A run of records
++++++++++++++++++++

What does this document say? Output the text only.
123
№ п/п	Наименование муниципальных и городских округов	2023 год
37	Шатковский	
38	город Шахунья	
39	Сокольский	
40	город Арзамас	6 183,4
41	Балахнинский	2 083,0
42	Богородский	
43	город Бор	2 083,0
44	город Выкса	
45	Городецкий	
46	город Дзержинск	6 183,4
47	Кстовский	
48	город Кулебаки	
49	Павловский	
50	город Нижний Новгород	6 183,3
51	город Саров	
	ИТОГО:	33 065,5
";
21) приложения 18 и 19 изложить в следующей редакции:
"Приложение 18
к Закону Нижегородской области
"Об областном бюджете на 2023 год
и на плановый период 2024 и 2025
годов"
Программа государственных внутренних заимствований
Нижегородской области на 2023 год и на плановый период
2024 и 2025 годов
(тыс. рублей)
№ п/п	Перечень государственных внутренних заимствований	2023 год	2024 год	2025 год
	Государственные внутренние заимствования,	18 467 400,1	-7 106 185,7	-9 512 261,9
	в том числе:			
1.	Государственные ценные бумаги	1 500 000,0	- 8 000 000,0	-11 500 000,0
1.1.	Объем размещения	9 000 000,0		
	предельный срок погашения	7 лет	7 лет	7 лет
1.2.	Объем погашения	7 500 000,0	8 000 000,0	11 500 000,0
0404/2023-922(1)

++++++++++++++++++++

# [Do this]
Give back the data above exactly as it appears.

# [Result]
What does this document say? Output the text only.
123
№ п/п	Наименование муниципальных и городских округов	2023 год
37	Шатковский	
38	город Шахунья	
39	Сокольский	
40	город Арзамас	6 183,4
41	Балахнинский	2 083,0
42	Богородский	
43	город Бор	2 083,0
44	город Выкса	
45	Городецкий	
46	город Дзержинск	6 183,4
47	Кстовский	
48	город Кулебаки	
49	Павловский	
50	город Нижний Новгород	6 183,3
51	город Саров	
	ИТОГО:	33 065,5
";
21) приложения 18 и 19 изложить в следующей редакции:
"Приложение 18
к Закону Нижегородской области
"Об областном бюджете на 2023 год
и на плановый период 2024 и 2025
годов"
Программа государственных внутренних заимствований
Нижегородской области на 2023 год и на плановый период
2024 и 2025 годов
(тыс. рублей)
№ п/п	Перечень государственных внутренних заимствований	2023 год	2024 год	2025 год
	Государственные внутренние заимствования,	18 467 400,1	-7 106 185,7	-9 512 261,9
	в том числе:			
1.	Государственные ценные бумаги	1 500 000,0	- 8 000 000,0	-11 500 000,0
1.1.	Объем размещения	9 000 000,0		
	предельный срок погашения	7 лет	7 лет	7 лет
1.2.	Объем погашения	7 500 000,0	8 000 000,0	11 500 000,0
0404/2023-922(1)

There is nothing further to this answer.